#### [PROMPT]
Look through the lines below and extract each one that contains "days".

◇ ◇ ◇

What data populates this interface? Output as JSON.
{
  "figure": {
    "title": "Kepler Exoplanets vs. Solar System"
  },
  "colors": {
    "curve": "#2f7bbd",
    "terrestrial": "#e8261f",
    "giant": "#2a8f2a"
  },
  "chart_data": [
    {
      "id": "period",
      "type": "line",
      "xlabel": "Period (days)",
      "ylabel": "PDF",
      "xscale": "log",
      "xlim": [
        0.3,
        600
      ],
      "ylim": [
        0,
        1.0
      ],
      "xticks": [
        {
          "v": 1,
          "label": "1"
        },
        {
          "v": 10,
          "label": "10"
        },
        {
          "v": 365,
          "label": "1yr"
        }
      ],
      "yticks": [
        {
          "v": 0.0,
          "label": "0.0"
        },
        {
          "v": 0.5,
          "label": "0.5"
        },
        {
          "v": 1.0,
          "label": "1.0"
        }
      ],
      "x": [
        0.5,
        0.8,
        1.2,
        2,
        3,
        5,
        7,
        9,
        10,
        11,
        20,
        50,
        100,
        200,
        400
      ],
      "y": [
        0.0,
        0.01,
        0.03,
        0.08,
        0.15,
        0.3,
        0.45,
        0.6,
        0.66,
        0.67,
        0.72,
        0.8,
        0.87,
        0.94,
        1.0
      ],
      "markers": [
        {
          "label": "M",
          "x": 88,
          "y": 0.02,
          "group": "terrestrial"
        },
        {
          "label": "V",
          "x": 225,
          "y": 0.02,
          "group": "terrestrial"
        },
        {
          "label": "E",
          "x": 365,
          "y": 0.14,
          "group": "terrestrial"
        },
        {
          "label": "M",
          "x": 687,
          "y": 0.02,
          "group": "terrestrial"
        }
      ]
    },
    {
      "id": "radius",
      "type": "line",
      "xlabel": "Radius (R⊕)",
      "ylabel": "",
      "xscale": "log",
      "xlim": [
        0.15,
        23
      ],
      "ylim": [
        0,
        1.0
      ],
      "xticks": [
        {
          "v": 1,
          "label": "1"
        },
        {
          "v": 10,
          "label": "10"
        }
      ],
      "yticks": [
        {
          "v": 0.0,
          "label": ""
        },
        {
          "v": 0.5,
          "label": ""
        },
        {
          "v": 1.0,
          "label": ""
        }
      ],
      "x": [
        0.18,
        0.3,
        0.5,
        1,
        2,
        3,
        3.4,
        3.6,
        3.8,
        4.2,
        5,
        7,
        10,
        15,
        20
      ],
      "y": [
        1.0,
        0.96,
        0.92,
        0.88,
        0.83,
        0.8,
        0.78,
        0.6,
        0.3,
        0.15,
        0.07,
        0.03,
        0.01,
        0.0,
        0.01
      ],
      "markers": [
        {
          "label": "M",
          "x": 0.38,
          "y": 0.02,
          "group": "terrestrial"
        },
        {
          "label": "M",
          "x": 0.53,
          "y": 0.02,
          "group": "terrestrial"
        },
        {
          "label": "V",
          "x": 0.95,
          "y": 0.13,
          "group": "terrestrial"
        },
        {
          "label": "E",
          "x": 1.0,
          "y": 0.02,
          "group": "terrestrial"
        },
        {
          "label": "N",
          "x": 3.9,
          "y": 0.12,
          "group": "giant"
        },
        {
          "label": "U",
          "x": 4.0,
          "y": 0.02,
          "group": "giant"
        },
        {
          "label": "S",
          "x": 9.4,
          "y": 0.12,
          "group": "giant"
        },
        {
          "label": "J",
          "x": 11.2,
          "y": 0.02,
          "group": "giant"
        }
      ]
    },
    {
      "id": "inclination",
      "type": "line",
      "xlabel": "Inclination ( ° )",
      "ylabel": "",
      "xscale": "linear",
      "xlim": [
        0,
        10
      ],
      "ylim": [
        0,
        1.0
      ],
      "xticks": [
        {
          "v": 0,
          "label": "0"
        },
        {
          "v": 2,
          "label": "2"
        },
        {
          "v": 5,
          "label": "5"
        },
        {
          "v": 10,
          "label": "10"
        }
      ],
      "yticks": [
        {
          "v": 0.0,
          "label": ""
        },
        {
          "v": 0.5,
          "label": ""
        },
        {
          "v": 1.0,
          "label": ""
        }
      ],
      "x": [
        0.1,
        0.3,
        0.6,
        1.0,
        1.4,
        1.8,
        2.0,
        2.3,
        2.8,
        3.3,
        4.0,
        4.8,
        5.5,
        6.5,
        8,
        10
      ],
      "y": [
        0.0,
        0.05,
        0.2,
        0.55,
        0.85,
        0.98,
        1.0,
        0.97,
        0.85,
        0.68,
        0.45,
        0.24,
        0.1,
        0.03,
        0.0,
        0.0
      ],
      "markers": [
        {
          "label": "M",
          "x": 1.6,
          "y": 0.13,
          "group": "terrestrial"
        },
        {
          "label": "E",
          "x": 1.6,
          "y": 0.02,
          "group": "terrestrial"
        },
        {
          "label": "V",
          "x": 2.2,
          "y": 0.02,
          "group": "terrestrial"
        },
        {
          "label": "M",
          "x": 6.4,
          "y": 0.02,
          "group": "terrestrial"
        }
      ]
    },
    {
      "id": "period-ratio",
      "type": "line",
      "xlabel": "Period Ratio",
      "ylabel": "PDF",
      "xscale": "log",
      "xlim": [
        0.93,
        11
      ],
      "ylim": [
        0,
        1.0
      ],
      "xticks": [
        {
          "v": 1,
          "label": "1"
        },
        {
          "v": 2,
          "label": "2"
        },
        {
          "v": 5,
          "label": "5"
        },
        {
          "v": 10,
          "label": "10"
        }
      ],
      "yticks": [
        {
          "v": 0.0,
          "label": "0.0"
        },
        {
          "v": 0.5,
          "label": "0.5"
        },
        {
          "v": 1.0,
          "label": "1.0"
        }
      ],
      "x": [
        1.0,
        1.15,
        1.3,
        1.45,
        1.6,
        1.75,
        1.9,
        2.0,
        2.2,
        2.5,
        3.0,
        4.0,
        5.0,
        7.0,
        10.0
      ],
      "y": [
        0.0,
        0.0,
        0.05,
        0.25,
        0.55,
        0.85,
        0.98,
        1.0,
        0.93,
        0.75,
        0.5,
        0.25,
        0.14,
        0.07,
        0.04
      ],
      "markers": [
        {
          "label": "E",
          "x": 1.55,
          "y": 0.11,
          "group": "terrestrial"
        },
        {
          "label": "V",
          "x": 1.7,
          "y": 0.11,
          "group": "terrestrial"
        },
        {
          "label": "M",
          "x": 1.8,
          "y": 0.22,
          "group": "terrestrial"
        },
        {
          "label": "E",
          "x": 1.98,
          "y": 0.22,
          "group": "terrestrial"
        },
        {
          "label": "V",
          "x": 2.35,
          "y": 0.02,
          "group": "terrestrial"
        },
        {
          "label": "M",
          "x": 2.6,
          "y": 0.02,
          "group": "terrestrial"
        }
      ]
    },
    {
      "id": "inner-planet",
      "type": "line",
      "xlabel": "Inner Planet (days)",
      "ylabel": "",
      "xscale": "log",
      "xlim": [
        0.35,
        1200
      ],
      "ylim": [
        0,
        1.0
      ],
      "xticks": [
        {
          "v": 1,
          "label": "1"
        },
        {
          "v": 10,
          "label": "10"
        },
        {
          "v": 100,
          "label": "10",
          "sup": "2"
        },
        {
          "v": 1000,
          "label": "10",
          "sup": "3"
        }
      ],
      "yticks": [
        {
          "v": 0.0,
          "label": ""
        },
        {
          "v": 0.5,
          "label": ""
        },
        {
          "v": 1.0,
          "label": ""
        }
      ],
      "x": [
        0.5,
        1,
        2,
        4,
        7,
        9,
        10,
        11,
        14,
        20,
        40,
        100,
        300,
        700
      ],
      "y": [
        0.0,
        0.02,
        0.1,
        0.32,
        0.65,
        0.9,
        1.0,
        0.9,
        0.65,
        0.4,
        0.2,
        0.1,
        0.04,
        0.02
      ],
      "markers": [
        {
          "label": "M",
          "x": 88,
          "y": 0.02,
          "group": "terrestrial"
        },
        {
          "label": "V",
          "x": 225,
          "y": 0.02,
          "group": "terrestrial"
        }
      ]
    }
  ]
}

◇ ◇ ◇

#### [CORRECT ANSWER]
      "xlabel": "Period (days)",
      "xlabel": "Inner Planet (days)",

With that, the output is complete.